**Records from a collection of figures**
▬▬▬

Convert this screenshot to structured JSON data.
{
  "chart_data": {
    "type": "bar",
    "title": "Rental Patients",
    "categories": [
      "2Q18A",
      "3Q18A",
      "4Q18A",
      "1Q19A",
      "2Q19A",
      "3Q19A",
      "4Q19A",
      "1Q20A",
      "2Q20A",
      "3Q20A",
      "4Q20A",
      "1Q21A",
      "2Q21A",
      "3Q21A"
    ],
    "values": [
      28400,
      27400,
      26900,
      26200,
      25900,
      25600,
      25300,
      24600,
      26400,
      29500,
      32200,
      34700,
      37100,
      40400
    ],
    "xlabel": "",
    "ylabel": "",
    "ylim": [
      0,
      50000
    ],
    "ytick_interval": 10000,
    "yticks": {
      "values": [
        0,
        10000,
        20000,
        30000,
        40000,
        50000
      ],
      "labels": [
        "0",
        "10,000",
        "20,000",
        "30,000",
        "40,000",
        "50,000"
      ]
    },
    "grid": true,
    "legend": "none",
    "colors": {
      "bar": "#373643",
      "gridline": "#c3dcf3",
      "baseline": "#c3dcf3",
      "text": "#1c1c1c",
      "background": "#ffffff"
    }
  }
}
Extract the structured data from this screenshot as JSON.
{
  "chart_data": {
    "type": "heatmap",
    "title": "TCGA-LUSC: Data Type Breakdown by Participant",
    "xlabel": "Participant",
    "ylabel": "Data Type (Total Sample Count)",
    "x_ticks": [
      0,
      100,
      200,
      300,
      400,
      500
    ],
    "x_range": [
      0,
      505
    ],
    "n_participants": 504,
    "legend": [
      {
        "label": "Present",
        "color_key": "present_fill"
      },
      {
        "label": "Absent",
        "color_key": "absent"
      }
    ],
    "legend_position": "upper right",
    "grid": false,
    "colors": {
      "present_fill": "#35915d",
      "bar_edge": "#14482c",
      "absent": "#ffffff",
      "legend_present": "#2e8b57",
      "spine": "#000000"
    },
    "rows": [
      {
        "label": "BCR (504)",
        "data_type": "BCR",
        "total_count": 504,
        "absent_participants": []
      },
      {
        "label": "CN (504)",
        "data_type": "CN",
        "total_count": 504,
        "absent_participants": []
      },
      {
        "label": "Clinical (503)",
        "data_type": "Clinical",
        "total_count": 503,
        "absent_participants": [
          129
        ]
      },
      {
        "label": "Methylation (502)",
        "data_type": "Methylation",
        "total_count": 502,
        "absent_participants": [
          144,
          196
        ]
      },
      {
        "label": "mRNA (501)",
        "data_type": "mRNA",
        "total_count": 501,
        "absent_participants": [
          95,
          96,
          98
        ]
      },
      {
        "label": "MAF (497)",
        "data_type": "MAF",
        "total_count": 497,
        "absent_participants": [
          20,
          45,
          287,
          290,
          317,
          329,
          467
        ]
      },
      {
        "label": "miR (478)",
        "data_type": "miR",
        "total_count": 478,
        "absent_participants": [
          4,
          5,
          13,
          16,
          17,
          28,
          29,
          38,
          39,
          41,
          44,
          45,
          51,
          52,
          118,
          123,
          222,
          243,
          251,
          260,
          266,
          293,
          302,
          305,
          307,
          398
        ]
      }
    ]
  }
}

▬▬▬

**TASK**
Output the records in full, exactly.

**EXPECTED OUTPUT**
Convert this screenshot to structured JSON data.
{
  "chart_data": {
    "type": "bar",
    "title": "Rental Patients",
    "categories": [
      "2Q18A",
      "3Q18A",
      "4Q18A",
      "1Q19A",
      "2Q19A",
      "3Q19A",
      "4Q19A",
      "1Q20A",
      "2Q20A",
      "3Q20A",
      "4Q20A",
      "1Q21A",
      "2Q21A",
      "3Q21A"
    ],
    "values": [
      28400,
      27400,
      26900,
      26200,
      25900,
      25600,
      25300,
      24600,
      26400,
      29500,
      32200,
      34700,
      37100,
      40400
    ],
    "xlabel": "",
    "ylabel": "",
    "ylim": [
      0,
      50000
    ],
    "ytick_interval": 10000,
    "yticks": {
      "values": [
        0,
        10000,
        20000,
        30000,
        40000,
        50000
      ],
      "labels": [
        "0",
        "10,000",
        "20,000",
        "30,000",
        "40,000",
        "50,000"
      ]
    },
    "grid": true,
    "legend": "none",
    "colors": {
      "bar": "#373643",
      "gridline": "#c3dcf3",
      "baseline": "#c3dcf3",
      "text": "#1c1c1c",
      "background": "#ffffff"
    }
  }
}
Extract the structured data from this screenshot as JSON.
{
  "chart_data": {
    "type": "heatmap",
    "title": "TCGA-LUSC: Data Type Breakdown by Participant",
    "xlabel": "Participant",
    "ylabel": "Data Type (Total Sample Count)",
    "x_ticks": [
      0,
      100,
      200,
      300,
      400,
      500
    ],
    "x_range": [
      0,
      505
    ],
    "n_participants": 504,
    "legend": [
      {
        "label": "Present",
        "color_key": "present_fill"
      },
      {
        "label": "Absent",
        "color_key": "absent"
      }
    ],
    "legend_position": "upper right",
    "grid": false,
    "colors": {
      "present_fill": "#35915d",
      "bar_edge": "#14482c",
      "absent": "#ffffff",
      "legend_present": "#2e8b57",
      "spine": "#000000"
    },
    "rows": [
      {
        "label": "BCR (504)",
        "data_type": "BCR",
        "total_count": 504,
        "absent_participants": []
      },
      {
        "label": "CN (504)",
        "data_type": "CN",
        "total_count": 504,
        "absent_participants": []
      },
      {
        "label": "Clinical (503)",
        "data_type": "Clinical",
        "total_count": 503,
        "absent_participants": [
          129
        ]
      },
      {
        "label": "Methylation (502)",
        "data_type": "Methylation",
        "total_count": 502,
        "absent_participants": [
          144,
          196
        ]
      },
      {
        "label": "mRNA (501)",
        "data_type": "mRNA",
        "total_count": 501,
        "absent_participants": [
          95,
          96,
          98
        ]
      },
      {
        "label": "MAF (497)",
        "data_type": "MAF",
        "total_count": 497,
        "absent_participants": [
          20,
          45,
          287,
          290,
          317,
          329,
          467
        ]
      },
      {
        "label": "miR (478)",
        "data_type": "miR",
        "total_count": 478,
        "absent_participants": [
          4,
          5,
          13,
          16,
          17,
          28,
          29,
          38,
          39,
          41,
          44,
          45,
          51,
          52,
          118,
          123,
          222,
          243,
          251,
          260,
          266,
          293,
          302,
          305,
          307,
          398
        ]
      }
    ]
  }
}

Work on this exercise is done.